====== Provided information

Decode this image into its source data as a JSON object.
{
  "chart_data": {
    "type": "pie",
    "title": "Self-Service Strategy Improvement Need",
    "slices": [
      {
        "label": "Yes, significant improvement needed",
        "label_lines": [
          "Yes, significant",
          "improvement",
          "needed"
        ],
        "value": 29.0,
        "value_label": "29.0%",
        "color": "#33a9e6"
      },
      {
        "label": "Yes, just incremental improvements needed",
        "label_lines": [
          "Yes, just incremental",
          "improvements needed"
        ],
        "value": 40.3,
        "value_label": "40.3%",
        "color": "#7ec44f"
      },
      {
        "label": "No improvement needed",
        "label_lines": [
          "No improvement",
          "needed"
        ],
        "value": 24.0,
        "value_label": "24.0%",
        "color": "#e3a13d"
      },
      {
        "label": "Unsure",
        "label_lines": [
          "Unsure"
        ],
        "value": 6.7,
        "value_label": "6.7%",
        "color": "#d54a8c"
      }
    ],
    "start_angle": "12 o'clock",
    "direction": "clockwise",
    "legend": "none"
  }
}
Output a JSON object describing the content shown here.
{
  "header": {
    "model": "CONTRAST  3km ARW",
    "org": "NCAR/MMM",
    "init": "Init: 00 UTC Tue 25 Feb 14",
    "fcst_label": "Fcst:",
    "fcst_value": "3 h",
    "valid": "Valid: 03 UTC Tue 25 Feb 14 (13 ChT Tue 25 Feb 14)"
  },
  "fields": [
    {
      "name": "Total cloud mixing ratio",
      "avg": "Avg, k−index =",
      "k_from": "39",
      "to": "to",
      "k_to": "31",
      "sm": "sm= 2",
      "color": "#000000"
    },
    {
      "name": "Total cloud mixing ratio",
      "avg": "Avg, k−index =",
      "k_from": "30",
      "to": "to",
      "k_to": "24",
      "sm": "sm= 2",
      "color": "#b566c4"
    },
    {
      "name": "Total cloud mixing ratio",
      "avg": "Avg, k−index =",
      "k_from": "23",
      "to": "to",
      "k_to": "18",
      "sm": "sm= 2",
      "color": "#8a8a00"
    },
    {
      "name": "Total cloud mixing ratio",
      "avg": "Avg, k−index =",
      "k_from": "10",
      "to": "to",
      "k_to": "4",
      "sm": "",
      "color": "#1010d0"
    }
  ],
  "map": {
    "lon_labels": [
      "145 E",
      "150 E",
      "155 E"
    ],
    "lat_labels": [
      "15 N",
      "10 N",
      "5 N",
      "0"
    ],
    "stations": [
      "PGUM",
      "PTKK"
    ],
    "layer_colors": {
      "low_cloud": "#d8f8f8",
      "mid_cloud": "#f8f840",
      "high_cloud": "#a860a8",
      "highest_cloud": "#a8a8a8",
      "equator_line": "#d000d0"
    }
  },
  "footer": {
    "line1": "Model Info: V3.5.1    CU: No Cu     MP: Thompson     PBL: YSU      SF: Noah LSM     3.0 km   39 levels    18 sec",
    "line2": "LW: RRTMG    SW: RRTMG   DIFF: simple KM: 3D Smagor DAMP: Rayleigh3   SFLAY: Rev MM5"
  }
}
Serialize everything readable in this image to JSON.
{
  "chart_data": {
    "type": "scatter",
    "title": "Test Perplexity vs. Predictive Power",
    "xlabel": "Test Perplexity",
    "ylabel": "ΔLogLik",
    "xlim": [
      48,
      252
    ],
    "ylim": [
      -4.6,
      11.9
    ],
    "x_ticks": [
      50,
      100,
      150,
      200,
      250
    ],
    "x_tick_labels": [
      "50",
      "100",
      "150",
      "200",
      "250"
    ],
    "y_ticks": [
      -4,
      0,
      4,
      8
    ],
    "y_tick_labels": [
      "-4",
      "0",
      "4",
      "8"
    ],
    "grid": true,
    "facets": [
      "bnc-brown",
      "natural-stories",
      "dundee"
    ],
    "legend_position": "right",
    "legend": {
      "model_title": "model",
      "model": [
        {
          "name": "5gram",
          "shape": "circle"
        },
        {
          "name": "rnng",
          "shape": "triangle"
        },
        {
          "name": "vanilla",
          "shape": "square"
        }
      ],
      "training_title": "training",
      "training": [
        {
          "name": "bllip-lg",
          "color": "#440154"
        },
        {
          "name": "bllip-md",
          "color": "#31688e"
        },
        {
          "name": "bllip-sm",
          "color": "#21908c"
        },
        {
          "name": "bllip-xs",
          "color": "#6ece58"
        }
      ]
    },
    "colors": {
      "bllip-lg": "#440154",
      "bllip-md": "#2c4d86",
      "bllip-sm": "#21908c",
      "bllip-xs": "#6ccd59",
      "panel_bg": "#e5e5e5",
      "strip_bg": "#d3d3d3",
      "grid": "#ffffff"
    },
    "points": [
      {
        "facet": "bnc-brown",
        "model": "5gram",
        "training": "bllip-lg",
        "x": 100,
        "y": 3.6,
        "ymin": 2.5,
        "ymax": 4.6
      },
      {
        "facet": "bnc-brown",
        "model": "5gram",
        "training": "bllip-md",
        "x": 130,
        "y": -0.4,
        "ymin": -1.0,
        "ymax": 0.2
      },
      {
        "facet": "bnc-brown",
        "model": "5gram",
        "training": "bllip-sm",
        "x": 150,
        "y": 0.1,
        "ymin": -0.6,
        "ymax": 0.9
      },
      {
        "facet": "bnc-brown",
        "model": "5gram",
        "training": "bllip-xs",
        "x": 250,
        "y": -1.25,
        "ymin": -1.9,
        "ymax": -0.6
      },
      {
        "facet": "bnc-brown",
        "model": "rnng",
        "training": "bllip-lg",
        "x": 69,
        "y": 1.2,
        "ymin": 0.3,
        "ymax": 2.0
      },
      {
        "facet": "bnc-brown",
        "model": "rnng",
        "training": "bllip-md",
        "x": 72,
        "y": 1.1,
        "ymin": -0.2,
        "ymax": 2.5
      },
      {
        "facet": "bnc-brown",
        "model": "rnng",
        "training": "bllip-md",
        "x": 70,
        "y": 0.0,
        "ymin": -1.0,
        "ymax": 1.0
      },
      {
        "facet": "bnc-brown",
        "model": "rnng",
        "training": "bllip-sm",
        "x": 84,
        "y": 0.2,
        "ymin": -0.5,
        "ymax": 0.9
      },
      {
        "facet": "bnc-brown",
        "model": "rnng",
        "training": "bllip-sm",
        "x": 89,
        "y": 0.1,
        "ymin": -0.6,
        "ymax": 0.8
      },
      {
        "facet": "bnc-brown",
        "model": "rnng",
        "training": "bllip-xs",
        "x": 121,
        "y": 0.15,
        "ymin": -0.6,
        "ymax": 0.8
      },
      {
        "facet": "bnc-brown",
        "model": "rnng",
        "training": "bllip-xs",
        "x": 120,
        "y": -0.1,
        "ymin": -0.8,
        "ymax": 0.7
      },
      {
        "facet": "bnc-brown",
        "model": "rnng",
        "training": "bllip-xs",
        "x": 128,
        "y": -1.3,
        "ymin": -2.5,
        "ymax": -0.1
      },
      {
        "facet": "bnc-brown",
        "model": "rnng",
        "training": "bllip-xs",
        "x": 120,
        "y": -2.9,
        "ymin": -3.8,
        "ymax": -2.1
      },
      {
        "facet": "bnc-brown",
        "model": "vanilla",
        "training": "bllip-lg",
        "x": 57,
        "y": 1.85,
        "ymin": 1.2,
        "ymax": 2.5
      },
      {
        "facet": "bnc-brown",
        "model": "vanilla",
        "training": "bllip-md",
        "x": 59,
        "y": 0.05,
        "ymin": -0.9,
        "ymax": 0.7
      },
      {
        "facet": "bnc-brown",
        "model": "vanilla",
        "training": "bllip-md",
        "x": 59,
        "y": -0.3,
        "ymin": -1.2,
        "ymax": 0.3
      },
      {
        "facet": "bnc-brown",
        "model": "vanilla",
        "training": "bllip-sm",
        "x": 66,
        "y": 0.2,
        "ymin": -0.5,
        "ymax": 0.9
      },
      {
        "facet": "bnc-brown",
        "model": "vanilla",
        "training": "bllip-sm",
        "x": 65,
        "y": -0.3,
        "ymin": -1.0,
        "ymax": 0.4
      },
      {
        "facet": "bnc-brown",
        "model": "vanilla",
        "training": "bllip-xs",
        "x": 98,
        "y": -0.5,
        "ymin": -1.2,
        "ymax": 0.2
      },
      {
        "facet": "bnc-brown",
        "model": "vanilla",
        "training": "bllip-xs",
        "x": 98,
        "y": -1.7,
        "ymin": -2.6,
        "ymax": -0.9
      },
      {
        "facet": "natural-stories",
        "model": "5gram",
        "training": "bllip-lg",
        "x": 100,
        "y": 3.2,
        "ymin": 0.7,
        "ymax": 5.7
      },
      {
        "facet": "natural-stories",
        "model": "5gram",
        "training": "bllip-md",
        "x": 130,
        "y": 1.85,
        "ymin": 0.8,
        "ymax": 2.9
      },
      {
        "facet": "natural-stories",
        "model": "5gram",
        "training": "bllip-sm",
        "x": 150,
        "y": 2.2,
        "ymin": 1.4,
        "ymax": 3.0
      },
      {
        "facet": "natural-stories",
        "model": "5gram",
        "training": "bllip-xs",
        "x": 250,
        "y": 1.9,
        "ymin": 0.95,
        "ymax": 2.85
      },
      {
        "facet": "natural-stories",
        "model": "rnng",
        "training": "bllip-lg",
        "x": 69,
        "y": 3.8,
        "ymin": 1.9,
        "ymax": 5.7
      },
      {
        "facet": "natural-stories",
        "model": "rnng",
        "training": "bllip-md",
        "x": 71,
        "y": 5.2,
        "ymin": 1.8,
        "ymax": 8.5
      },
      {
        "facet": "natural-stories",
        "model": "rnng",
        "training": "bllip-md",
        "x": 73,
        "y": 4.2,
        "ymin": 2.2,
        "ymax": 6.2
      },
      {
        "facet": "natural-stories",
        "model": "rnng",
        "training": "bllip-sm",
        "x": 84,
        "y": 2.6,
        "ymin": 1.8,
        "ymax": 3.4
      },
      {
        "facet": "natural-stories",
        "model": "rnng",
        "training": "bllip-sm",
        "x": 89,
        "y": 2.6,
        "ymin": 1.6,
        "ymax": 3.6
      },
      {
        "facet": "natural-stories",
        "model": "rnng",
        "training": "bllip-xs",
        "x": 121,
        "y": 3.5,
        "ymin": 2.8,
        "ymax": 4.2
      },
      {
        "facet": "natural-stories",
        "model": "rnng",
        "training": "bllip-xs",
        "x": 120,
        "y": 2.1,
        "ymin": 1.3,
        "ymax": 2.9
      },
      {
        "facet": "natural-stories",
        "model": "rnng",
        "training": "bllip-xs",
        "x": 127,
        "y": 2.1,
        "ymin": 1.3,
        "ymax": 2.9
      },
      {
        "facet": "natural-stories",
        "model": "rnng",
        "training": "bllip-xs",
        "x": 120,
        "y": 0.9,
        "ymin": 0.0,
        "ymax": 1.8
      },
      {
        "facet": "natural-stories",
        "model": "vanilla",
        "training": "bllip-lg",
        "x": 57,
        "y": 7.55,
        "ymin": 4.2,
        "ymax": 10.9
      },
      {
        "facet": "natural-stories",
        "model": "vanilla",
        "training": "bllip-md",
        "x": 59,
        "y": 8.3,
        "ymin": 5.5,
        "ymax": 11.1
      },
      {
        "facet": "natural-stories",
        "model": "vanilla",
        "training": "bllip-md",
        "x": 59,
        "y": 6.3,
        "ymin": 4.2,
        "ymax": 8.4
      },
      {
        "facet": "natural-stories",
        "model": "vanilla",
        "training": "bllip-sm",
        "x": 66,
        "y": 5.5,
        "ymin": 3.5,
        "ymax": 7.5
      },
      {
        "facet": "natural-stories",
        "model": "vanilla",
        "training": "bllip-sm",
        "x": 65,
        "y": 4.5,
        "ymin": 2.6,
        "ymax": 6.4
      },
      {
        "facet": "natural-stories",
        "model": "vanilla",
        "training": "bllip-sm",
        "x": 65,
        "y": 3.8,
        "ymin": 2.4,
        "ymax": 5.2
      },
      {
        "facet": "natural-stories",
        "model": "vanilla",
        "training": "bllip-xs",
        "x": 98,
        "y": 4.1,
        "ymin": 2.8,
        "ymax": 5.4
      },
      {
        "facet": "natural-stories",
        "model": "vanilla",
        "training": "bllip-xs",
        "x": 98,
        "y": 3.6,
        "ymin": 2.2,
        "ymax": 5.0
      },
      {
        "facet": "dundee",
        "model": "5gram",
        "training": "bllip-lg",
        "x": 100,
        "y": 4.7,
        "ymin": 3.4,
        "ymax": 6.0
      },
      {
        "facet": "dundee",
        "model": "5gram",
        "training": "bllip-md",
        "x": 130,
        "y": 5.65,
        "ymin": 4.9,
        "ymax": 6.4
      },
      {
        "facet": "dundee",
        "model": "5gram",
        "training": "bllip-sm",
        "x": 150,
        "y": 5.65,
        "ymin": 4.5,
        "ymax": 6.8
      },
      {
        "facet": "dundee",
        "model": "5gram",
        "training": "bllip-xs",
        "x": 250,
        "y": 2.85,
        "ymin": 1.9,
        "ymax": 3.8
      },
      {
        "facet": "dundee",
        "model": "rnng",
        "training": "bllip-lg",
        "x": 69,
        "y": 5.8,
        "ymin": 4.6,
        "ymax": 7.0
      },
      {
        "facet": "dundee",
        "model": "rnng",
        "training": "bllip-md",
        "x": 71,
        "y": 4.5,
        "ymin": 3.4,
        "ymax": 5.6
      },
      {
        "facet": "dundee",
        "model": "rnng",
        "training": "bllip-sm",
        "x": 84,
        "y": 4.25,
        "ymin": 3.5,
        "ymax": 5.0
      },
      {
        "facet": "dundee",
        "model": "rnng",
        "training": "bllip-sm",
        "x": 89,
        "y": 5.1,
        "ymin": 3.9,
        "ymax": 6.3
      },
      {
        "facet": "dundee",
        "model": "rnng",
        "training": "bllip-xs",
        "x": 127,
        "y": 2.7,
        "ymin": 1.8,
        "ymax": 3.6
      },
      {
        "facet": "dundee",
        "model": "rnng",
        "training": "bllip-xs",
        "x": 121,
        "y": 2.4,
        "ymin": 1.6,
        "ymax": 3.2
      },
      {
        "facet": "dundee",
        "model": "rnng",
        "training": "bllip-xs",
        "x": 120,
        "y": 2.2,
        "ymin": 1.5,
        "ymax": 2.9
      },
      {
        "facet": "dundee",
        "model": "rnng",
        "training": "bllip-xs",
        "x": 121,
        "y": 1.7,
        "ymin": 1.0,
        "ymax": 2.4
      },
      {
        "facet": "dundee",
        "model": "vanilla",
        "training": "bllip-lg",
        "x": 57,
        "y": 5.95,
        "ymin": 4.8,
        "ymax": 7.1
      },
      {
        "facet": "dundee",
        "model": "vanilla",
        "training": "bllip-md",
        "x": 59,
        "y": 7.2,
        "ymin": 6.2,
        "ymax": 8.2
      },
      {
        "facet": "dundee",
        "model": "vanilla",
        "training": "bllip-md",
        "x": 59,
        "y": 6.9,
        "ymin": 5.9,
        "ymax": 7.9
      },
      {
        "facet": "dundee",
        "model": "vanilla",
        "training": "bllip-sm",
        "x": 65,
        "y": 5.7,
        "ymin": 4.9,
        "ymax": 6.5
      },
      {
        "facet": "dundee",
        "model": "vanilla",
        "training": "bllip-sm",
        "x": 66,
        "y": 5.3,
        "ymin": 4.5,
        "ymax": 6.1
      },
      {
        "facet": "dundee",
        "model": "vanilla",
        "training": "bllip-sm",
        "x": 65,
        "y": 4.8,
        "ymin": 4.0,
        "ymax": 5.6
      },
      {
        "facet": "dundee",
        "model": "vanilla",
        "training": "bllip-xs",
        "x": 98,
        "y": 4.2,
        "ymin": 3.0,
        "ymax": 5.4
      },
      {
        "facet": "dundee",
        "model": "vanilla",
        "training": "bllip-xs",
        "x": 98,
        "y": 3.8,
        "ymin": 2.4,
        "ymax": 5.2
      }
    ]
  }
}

============

## Objective
Check each line of the entries above for the word "just". List the ones that have it.

## Problem solution
        "label": "Yes, just incremental improvements needed",
          "Yes, just incremental",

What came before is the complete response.